- [WRITTEN TASK]:
The listing below is to be output in its exact form.

- [Extracts from a graphics dataset]:
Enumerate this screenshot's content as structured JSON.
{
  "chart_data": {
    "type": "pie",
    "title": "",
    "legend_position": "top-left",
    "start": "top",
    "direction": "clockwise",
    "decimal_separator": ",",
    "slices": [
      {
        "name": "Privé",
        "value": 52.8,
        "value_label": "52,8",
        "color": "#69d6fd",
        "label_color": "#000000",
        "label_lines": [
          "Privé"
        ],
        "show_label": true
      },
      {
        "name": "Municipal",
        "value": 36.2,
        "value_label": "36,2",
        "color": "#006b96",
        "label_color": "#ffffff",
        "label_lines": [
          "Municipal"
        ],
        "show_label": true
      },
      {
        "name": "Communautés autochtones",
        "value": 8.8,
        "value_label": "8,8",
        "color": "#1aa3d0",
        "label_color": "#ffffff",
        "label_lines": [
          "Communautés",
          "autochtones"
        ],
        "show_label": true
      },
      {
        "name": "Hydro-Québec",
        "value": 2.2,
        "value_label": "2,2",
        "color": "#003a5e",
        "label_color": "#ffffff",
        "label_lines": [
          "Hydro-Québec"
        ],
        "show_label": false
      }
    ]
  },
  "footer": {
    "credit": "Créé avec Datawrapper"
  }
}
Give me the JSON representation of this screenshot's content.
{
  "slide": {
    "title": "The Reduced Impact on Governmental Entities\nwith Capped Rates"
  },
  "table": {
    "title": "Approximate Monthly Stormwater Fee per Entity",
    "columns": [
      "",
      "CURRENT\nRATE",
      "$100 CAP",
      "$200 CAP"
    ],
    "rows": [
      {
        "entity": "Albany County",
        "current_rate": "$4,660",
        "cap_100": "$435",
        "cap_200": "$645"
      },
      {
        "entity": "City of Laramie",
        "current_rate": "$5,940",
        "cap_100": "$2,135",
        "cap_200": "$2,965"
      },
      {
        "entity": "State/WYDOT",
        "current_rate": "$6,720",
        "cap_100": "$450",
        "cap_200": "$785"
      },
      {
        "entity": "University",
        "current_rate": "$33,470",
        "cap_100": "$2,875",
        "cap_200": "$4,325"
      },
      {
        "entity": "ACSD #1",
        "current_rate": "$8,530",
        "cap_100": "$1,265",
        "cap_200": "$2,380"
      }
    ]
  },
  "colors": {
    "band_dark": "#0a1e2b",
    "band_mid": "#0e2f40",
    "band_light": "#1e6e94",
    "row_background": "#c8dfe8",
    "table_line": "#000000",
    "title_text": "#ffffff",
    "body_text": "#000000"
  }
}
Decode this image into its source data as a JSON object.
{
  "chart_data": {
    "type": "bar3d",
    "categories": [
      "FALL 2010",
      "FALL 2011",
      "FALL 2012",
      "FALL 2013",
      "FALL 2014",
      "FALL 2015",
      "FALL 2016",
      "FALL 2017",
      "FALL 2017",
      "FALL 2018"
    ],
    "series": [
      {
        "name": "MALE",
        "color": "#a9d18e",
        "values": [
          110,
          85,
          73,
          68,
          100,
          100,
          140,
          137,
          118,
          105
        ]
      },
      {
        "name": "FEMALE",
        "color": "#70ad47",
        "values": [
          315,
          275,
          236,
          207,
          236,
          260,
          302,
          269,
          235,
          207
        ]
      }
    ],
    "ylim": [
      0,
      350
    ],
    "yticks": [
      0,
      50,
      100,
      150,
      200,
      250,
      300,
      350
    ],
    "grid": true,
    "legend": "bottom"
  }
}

- [COMPLETED TASK]:
Enumerate this screenshot's content as structured JSON.
{
  "chart_data": {
    "type": "pie",
    "title": "",
    "legend_position": "top-left",
    "start": "top",
    "direction": "clockwise",
    "decimal_separator": ",",
    "slices": [
      {
        "name": "Privé",
        "value": 52.8,
        "value_label": "52,8",
        "color": "#69d6fd",
        "label_color": "#000000",
        "label_lines": [
          "Privé"
        ],
        "show_label": true
      },
      {
        "name": "Municipal",
        "value": 36.2,
        "value_label": "36,2",
        "color": "#006b96",
        "label_color": "#ffffff",
        "label_lines": [
          "Municipal"
        ],
        "show_label": true
      },
      {
        "name": "Communautés autochtones",
        "value": 8.8,
        "value_label": "8,8",
        "color": "#1aa3d0",
        "label_color": "#ffffff",
        "label_lines": [
          "Communautés",
          "autochtones"
        ],
        "show_label": true
      },
      {
        "name": "Hydro-Québec",
        "value": 2.2,
        "value_label": "2,2",
        "color": "#003a5e",
        "label_color": "#ffffff",
        "label_lines": [
          "Hydro-Québec"
        ],
        "show_label": false
      }
    ]
  },
  "footer": {
    "credit": "Créé avec Datawrapper"
  }
}
Give me the JSON representation of this screenshot's content.
{
  "slide": {
    "title": "The Reduced Impact on Governmental Entities\nwith Capped Rates"
  },
  "table": {
    "title": "Approximate Monthly Stormwater Fee per Entity",
    "columns": [
      "",
      "CURRENT\nRATE",
      "$100 CAP",
      "$200 CAP"
    ],
    "rows": [
      {
        "entity": "Albany County",
        "current_rate": "$4,660",
        "cap_100": "$435",
        "cap_200": "$645"
      },
      {
        "entity": "City of Laramie",
        "current_rate": "$5,940",
        "cap_100": "$2,135",
        "cap_200": "$2,965"
      },
      {
        "entity": "State/WYDOT",
        "current_rate": "$6,720",
        "cap_100": "$450",
        "cap_200": "$785"
      },
      {
        "entity": "University",
        "current_rate": "$33,470",
        "cap_100": "$2,875",
        "cap_200": "$4,325"
      },
      {
        "entity": "ACSD #1",
        "current_rate": "$8,530",
        "cap_100": "$1,265",
        "cap_200": "$2,380"
      }
    ]
  },
  "colors": {
    "band_dark": "#0a1e2b",
    "band_mid": "#0e2f40",
    "band_light": "#1e6e94",
    "row_background": "#c8dfe8",
    "table_line": "#000000",
    "title_text": "#ffffff",
    "body_text": "#000000"
  }
}
Decode this image into its source data as a JSON object.
{
  "chart_data": {
    "type": "bar3d",
    "categories": [
      "FALL 2010",
      "FALL 2011",
      "FALL 2012",
      "FALL 2013",
      "FALL 2014",
      "FALL 2015",
      "FALL 2016",
      "FALL 2017",
      "FALL 2017",
      "FALL 2018"
    ],
    "series": [
      {
        "name": "MALE",
        "color": "#a9d18e",
        "values": [
          110,
          85,
          73,
          68,
          100,
          100,
          140,
          137,
          118,
          105
        ]
      },
      {
        "name": "FEMALE",
        "color": "#70ad47",
        "values": [
          315,
          275,
          236,
          207,
          236,
          260,
          302,
          269,
          235,
          207
        ]
      }
    ],
    "ylim": [
      0,
      350
    ],
    "yticks": [
      0,
      50,
      100,
      150,
      200,
      250,
      300,
      350
    ],
    "grid": true,
    "legend": "bottom"
  }
}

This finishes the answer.